Given passage =>

....

In October 2009, RIB introduced the German version of RIB iTWO, the English version of RIB iTWO was introduced in April 2010, and the Simplified Chinese version in July 2010.

2011–2016: IPO & iTWO World

On February 8, 2011, RIB Software AG shares were listed in the Prime Standard of the Frankfurt Stock Exchange. The issue price of the RIB share was €9.25.

In November 2013, RIB Software AG hosted the first iTWO World Conference in Hong Kong, China, which has been held annually since then and has established itself as an integral part of the iTWO community.

2017: Conversion into A European Company (SE)

On April 3 2017, RIB Software AG completed its conversion into a European Company (Societas Europaea/SE) and from then on traded under the name RIB Software SE.

2018–2019: Launch of MTWO

On April 20, at the Signing Ceremony of MTWO in Hong Kong, China, RIB, and Microsoft jointly announced that they would work together on a Proof of Concept of MTWO.

2020–Present: Takeover by Schneider Electric

In July 2020, the French group Schneider Electric announced a complete transaction of a public takeover offer for RIB with the offer of €29 per share. RIB was valued at €1.4 billion.

==Products ==

- RIB offers the following products:
- RIB Benchmark Benchmarking & Conceptual Estimating
- RIB BI+ Data Analytics & Business Intelligence
- RIB BuildSmart Cost Management & Enterprise Accounting
- RIB Candy Estimating, Planning & Project Control
- RIB Civil CAD Software for Civil Engineering
- RIB Connex Construction & Field Collaboration
- RIB CostX 2D & BIM Takeoff & Estimating
- RIB CX Intelligent Project Management Collaboration
- RIB Digital Handover O&M Data Handover
- RIB One Prefab Fully Integrated Production Workflow
- RIB Presto BIM-Integrated Estimating & Project Management
- RIB Project Document Management Collaboration
- RIB SpecLink Intelligent, Data-driven Specifications
- RIB SpecLive Project Specification Tracking Platform
- RIB 4.0 Integrated Project and Enterprise Platform or MTwo.

....

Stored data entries
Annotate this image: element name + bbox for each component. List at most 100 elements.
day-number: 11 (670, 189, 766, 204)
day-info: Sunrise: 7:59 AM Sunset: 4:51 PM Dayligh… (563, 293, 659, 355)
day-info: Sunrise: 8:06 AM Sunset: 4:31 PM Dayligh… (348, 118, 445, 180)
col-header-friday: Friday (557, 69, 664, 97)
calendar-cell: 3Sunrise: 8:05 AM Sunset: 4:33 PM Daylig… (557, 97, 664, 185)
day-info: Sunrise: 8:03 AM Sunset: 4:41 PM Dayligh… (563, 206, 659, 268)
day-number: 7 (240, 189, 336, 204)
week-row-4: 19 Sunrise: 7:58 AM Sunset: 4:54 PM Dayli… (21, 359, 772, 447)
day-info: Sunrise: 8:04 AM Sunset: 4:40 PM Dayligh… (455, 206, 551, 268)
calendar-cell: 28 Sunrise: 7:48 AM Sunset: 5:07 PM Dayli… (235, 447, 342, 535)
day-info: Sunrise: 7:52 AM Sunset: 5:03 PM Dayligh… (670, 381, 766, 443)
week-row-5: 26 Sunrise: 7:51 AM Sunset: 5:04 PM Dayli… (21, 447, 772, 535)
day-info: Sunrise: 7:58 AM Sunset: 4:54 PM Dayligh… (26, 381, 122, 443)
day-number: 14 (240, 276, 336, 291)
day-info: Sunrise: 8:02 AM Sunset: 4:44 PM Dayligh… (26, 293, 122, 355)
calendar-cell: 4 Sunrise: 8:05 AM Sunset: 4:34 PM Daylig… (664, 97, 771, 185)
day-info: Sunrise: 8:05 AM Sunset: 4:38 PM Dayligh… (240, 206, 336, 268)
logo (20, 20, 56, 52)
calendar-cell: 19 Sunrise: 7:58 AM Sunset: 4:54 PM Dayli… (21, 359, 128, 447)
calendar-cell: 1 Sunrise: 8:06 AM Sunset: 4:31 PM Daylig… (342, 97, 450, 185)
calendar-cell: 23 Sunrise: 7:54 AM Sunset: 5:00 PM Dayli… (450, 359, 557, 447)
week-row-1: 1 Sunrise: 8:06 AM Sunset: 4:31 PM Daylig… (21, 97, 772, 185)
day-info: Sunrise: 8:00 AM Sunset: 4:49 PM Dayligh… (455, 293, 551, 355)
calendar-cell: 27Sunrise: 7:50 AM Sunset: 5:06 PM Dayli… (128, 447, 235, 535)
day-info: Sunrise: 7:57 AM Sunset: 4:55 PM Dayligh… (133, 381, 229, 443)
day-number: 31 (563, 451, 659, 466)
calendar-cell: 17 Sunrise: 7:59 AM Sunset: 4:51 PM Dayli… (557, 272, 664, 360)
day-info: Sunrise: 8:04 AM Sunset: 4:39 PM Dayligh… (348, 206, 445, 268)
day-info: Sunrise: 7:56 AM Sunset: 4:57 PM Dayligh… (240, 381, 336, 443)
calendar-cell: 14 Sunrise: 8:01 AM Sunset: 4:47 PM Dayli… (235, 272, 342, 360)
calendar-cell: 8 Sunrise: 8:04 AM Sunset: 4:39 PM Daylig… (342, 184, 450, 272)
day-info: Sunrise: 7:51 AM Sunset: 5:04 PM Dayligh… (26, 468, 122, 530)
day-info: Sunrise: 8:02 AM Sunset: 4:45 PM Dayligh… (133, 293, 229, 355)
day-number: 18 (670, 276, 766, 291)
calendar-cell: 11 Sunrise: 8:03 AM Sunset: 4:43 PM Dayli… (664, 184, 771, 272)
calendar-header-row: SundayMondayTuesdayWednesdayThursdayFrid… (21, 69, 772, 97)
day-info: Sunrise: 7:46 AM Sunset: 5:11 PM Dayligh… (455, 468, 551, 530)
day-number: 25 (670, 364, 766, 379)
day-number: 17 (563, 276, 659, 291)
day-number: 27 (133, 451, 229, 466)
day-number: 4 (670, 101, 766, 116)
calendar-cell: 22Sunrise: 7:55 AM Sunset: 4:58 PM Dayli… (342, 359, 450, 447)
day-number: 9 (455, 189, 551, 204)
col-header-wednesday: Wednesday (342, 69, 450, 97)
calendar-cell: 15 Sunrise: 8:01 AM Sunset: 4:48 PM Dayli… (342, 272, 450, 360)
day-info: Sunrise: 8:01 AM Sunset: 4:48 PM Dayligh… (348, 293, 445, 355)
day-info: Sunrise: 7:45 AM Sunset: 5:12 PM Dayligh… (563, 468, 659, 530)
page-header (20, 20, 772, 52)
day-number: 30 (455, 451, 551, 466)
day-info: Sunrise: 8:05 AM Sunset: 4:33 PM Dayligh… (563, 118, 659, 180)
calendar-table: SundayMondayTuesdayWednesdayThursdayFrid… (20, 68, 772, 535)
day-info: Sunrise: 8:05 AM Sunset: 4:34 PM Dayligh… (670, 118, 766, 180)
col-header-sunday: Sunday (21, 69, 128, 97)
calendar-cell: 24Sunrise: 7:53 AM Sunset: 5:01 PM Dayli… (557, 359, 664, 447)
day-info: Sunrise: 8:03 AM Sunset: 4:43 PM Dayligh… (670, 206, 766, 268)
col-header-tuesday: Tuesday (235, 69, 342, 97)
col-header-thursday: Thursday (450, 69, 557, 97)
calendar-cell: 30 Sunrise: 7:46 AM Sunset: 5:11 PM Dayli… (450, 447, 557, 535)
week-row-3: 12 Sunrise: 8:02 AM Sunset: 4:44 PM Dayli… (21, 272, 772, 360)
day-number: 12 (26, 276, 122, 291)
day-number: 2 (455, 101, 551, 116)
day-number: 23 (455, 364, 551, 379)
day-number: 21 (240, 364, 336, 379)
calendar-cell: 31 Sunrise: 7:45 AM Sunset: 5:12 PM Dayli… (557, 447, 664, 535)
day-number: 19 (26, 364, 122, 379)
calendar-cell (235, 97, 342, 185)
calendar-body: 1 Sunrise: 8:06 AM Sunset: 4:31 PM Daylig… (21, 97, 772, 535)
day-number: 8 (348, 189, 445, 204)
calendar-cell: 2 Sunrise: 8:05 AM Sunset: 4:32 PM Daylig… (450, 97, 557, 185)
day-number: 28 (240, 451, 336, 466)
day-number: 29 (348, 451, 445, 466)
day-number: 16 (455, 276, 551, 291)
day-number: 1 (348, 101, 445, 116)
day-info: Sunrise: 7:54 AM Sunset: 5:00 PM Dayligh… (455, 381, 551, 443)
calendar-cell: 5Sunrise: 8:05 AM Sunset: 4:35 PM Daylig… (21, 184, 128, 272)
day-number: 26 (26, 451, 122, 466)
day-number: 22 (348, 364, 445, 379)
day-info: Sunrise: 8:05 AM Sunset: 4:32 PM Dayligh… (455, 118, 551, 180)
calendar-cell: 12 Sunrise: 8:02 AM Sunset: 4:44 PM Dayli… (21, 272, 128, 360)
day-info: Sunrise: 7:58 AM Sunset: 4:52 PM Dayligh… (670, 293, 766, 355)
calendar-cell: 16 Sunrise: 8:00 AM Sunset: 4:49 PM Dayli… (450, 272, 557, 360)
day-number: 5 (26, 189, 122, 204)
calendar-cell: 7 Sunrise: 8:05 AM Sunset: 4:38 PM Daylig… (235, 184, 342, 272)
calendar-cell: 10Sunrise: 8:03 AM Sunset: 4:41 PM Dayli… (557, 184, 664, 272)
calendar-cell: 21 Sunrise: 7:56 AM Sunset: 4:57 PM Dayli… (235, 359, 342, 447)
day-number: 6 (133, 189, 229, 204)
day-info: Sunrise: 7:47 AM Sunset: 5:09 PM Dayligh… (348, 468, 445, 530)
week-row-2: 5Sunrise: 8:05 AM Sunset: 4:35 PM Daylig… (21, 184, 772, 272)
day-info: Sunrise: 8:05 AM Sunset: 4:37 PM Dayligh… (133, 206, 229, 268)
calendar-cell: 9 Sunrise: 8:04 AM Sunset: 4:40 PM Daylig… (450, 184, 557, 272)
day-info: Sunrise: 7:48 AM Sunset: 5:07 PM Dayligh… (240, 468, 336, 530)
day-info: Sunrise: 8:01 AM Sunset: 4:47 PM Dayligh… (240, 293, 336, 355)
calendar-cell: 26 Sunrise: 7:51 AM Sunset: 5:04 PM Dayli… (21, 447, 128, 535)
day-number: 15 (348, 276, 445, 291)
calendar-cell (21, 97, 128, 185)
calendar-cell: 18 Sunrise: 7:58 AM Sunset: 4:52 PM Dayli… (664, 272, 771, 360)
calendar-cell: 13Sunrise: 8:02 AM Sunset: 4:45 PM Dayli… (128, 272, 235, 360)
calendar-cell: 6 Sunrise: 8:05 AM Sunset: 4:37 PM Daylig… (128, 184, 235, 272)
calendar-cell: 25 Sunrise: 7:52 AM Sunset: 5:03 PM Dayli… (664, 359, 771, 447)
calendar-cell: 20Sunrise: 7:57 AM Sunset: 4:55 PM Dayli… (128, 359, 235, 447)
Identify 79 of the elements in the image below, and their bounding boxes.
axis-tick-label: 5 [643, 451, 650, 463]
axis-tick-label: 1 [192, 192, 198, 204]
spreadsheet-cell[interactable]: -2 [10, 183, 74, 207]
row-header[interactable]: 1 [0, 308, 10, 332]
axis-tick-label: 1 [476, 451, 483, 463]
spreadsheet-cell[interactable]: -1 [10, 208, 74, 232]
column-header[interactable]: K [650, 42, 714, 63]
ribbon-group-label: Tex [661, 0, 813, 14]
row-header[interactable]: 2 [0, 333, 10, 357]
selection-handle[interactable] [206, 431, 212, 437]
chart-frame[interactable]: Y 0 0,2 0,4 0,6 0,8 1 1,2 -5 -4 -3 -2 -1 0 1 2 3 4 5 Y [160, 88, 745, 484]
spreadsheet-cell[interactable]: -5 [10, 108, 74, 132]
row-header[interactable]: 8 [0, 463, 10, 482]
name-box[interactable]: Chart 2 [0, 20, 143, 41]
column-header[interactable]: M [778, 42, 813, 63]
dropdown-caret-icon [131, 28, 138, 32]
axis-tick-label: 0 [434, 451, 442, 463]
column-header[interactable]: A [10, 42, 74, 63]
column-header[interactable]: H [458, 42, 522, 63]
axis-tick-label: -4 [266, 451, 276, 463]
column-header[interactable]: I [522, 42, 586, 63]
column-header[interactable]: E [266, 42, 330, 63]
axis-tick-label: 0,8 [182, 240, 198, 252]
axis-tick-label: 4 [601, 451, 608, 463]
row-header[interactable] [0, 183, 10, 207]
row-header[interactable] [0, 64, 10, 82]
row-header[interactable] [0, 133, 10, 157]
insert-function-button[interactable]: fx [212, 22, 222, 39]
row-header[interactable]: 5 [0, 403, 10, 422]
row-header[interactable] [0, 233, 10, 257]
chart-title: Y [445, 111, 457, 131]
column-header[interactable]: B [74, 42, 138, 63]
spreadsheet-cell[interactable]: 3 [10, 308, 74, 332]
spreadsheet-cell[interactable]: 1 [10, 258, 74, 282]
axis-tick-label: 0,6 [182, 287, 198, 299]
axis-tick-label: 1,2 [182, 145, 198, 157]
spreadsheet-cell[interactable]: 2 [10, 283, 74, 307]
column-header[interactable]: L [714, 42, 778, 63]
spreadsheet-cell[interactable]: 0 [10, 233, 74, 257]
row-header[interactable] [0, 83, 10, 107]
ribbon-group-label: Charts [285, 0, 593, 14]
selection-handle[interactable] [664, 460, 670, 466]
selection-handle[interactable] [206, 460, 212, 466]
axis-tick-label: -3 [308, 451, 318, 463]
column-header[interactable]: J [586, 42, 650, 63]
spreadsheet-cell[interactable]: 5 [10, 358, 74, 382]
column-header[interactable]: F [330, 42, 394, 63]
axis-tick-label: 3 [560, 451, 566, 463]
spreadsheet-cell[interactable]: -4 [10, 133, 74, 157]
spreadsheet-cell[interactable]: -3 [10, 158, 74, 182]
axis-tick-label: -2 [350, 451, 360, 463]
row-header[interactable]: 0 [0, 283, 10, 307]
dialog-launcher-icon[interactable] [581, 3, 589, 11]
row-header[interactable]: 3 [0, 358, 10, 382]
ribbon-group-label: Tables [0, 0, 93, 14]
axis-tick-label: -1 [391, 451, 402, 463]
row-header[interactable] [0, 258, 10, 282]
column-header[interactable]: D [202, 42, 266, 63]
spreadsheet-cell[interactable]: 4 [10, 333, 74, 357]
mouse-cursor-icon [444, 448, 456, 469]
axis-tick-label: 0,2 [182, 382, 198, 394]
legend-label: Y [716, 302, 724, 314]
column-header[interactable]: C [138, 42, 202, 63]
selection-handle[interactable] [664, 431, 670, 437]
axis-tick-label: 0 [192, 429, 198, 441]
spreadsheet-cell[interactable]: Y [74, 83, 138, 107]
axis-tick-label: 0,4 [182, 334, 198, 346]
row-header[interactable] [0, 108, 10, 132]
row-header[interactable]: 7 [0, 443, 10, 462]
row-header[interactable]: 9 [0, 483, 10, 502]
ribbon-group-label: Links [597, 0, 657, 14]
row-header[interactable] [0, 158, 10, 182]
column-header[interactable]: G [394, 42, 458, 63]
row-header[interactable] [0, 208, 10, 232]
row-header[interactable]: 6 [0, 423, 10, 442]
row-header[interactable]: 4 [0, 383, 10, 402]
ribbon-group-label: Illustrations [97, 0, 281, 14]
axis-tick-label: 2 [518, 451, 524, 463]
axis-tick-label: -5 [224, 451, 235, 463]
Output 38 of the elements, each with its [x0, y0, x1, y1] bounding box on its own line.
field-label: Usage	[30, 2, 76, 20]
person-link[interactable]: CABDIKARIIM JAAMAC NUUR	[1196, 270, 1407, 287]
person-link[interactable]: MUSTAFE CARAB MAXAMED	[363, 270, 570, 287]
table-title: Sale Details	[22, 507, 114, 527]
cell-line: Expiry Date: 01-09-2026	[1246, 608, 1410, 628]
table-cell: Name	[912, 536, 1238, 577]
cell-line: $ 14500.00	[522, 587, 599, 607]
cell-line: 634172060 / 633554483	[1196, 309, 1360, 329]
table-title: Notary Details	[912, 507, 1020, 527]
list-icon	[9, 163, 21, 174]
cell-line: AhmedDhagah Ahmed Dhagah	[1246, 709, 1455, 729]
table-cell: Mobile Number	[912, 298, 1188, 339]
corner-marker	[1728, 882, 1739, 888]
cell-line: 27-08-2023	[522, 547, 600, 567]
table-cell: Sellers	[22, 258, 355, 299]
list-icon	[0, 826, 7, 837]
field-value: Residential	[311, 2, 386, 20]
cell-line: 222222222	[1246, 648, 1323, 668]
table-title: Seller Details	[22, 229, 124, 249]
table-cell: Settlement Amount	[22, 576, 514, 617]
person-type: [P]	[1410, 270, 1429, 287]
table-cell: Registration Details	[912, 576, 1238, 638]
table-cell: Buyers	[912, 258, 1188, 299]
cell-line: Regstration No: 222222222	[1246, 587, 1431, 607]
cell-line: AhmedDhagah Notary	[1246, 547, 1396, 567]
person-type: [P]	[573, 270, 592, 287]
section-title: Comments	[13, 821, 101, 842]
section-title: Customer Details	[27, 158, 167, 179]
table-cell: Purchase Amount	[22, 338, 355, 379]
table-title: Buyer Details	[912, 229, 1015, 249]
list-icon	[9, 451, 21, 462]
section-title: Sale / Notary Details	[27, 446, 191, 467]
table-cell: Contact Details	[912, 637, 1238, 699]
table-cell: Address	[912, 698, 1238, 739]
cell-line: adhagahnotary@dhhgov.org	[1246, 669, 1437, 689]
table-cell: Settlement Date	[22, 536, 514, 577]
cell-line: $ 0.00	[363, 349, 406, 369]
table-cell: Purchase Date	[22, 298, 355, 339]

....

What to work on =>
1. Extract the portion of the RIB Software passage starting with "2017: Conversion into" and going on through "RIB Software SE.".
2. Write what comes next in the RIB Software passage, picking up right after its final line.

Solved problems =>
1.
2017: Conversion into A European Company (SE)

On April 3 2017, RIB Software AG completed its conversion into a European Company (Societas Europaea/SE) and from then on traded under the name RIB Software SE.

2.
== Acquisitions==
In 2012, RIB made three acquisitions: firstly, it purchased Memphis, Tennessee, United States-based estimating software business, MC². Secondly, on 30 September it announced that it had taken a majority stake in Sydney, Australia–based project management software company, ProjectCentre. Lastly, RIB acquired the controlling interest of U.S.COST in November.

In August 2013, RIB acquired a majority stake in Cosinus Informationssysteme GmbH, a provider of Microsoft Dynamics NAV.

In July 2014, RIB acquired Denmark-based SaaS construction collaboration technology provider Docia, and a 75% stake in Iceprice, provider of an E-Commerce platform for the building and construction industry.

In July 2015, RIB acquired Spanish construction software company Soft SA.

In February 2018, RIB acquired 100% of the shares of Exactal Group Limited, a Hong Kong-based software producer for the construction industry.

In November 2018, RIB acquired SaaSplaza, a global cloud Managed Service Provider (MSP) focusing on Microsoft technologies, with offices in Amsterdam, Munich, Toronto, San Diego, Shanghai, Singapore, and Sydney.

In April 2019, RIB acquired Datengut GmbH, a German mobile provider and Cadline Ltd, a British consultancy and IT service provider.

In June 2019, RIB acquired BSD, a US-based provider of construction specification data.

In July 2019, it acquired Construction Computer Software (CCS), a software provider in South Africa.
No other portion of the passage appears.